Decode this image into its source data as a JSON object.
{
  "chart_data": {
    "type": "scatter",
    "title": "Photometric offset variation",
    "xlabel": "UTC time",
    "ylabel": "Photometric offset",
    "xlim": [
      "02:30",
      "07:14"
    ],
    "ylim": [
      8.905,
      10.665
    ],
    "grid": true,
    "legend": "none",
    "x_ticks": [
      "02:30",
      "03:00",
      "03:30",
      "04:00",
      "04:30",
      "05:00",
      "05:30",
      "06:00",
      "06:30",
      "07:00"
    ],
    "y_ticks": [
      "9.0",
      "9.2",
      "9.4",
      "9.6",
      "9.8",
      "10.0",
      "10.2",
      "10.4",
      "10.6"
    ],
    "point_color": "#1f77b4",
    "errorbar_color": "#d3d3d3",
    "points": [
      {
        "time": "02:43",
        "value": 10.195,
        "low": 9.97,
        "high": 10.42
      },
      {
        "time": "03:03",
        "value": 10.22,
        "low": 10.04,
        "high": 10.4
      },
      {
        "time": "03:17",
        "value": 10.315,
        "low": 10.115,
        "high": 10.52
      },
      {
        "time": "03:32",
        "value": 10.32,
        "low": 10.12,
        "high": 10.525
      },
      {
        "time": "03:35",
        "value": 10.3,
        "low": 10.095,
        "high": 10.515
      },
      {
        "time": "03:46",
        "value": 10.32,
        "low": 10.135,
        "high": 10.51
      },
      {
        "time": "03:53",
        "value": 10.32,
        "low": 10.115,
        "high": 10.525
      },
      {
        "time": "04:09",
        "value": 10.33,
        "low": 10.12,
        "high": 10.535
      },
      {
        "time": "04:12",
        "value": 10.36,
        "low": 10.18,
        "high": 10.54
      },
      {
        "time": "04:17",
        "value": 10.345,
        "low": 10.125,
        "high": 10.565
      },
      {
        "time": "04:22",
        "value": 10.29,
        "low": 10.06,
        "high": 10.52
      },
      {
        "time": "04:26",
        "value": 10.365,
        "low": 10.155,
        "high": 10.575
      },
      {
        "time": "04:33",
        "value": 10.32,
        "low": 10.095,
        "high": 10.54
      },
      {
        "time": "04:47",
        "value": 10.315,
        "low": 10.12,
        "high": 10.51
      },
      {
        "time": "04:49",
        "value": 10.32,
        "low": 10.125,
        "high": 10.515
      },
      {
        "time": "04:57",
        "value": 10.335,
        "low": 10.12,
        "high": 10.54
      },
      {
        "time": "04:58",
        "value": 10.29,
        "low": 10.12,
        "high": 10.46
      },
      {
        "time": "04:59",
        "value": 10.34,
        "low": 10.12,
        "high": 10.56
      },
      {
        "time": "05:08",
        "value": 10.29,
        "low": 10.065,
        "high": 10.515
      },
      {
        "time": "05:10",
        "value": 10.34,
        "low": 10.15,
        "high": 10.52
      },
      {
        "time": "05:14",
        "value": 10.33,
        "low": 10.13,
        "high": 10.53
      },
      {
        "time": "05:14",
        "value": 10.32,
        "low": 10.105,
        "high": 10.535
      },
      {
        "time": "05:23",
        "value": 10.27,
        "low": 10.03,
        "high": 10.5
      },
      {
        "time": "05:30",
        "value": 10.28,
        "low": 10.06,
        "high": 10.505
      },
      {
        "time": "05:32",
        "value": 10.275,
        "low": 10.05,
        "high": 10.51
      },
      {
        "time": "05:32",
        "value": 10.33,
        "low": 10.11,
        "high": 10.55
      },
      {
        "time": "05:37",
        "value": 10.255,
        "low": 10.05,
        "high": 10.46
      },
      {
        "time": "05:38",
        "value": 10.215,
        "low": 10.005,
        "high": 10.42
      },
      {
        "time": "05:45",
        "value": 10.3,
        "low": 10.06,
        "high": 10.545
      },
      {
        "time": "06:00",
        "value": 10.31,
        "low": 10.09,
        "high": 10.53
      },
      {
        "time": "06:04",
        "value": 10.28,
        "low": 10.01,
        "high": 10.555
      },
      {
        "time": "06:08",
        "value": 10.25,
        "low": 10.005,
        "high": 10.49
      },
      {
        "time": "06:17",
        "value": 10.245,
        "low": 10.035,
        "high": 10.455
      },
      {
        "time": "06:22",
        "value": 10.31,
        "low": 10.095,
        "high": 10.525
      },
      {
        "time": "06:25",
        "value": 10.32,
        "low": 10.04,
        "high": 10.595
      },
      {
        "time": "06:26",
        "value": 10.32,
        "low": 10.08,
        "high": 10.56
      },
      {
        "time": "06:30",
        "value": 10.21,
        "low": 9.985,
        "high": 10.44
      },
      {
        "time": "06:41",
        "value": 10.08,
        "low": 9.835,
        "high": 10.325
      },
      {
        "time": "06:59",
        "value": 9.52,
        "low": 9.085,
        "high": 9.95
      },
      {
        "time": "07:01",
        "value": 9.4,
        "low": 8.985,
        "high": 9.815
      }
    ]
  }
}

**Task directions:**
Repeat the data verbatim.

**Written response:**
Decode this image into its source data as a JSON object.
{
  "chart_data": {
    "type": "scatter",
    "title": "Photometric offset variation",
    "xlabel": "UTC time",
    "ylabel": "Photometric offset",
    "xlim": [
      "02:30",
      "07:14"
    ],
    "ylim": [
      8.905,
      10.665
    ],
    "grid": true,
    "legend": "none",
    "x_ticks": [
      "02:30",
      "03:00",
      "03:30",
      "04:00",
      "04:30",
      "05:00",
      "05:30",
      "06:00",
      "06:30",
      "07:00"
    ],
    "y_ticks": [
      "9.0",
      "9.2",
      "9.4",
      "9.6",
      "9.8",
      "10.0",
      "10.2",
      "10.4",
      "10.6"
    ],
    "point_color": "#1f77b4",
    "errorbar_color": "#d3d3d3",
    "points": [
      {
        "time": "02:43",
        "value": 10.195,
        "low": 9.97,
        "high": 10.42
      },
      {
        "time": "03:03",
        "value": 10.22,
        "low": 10.04,
        "high": 10.4
      },
      {
        "time": "03:17",
        "value": 10.315,
        "low": 10.115,
        "high": 10.52
      },
      {
        "time": "03:32",
        "value": 10.32,
        "low": 10.12,
        "high": 10.525
      },
      {
        "time": "03:35",
        "value": 10.3,
        "low": 10.095,
        "high": 10.515
      },
      {
        "time": "03:46",
        "value": 10.32,
        "low": 10.135,
        "high": 10.51
      },
      {
        "time": "03:53",
        "value": 10.32,
        "low": 10.115,
        "high": 10.525
      },
      {
        "time": "04:09",
        "value": 10.33,
        "low": 10.12,
        "high": 10.535
      },
      {
        "time": "04:12",
        "value": 10.36,
        "low": 10.18,
        "high": 10.54
      },
      {
        "time": "04:17",
        "value": 10.345,
        "low": 10.125,
        "high": 10.565
      },
      {
        "time": "04:22",
        "value": 10.29,
        "low": 10.06,
        "high": 10.52
      },
      {
        "time": "04:26",
        "value": 10.365,
        "low": 10.155,
        "high": 10.575
      },
      {
        "time": "04:33",
        "value": 10.32,
        "low": 10.095,
        "high": 10.54
      },
      {
        "time": "04:47",
        "value": 10.315,
        "low": 10.12,
        "high": 10.51
      },
      {
        "time": "04:49",
        "value": 10.32,
        "low": 10.125,
        "high": 10.515
      },
      {
        "time": "04:57",
        "value": 10.335,
        "low": 10.12,
        "high": 10.54
      },
      {
        "time": "04:58",
        "value": 10.29,
        "low": 10.12,
        "high": 10.46
      },
      {
        "time": "04:59",
        "value": 10.34,
        "low": 10.12,
        "high": 10.56
      },
      {
        "time": "05:08",
        "value": 10.29,
        "low": 10.065,
        "high": 10.515
      },
      {
        "time": "05:10",
        "value": 10.34,
        "low": 10.15,
        "high": 10.52
      },
      {
        "time": "05:14",
        "value": 10.33,
        "low": 10.13,
        "high": 10.53
      },
      {
        "time": "05:14",
        "value": 10.32,
        "low": 10.105,
        "high": 10.535
      },
      {
        "time": "05:23",
        "value": 10.27,
        "low": 10.03,
        "high": 10.5
      },
      {
        "time": "05:30",
        "value": 10.28,
        "low": 10.06,
        "high": 10.505
      },
      {
        "time": "05:32",
        "value": 10.275,
        "low": 10.05,
        "high": 10.51
      },
      {
        "time": "05:32",
        "value": 10.33,
        "low": 10.11,
        "high": 10.55
      },
      {
        "time": "05:37",
        "value": 10.255,
        "low": 10.05,
        "high": 10.46
      },
      {
        "time": "05:38",
        "value": 10.215,
        "low": 10.005,
        "high": 10.42
      },
      {
        "time": "05:45",
        "value": 10.3,
        "low": 10.06,
        "high": 10.545
      },
      {
        "time": "06:00",
        "value": 10.31,
        "low": 10.09,
        "high": 10.53
      },
      {
        "time": "06:04",
        "value": 10.28,
        "low": 10.01,
        "high": 10.555
      },
      {
        "time": "06:08",
        "value": 10.25,
        "low": 10.005,
        "high": 10.49
      },
      {
        "time": "06:17",
        "value": 10.245,
        "low": 10.035,
        "high": 10.455
      },
      {
        "time": "06:22",
        "value": 10.31,
        "low": 10.095,
        "high": 10.525
      },
      {
        "time": "06:25",
        "value": 10.32,
        "low": 10.04,
        "high": 10.595
      },
      {
        "time": "06:26",
        "value": 10.32,
        "low": 10.08,
        "high": 10.56
      },
      {
        "time": "06:30",
        "value": 10.21,
        "low": 9.985,
        "high": 10.44
      },
      {
        "time": "06:41",
        "value": 10.08,
        "low": 9.835,
        "high": 10.325
      },
      {
        "time": "06:59",
        "value": 9.52,
        "low": 9.085,
        "high": 9.95
      },
      {
        "time": "07:01",
        "value": 9.4,
        "low": 8.985,
        "high": 9.815
      }
    ]
  }
}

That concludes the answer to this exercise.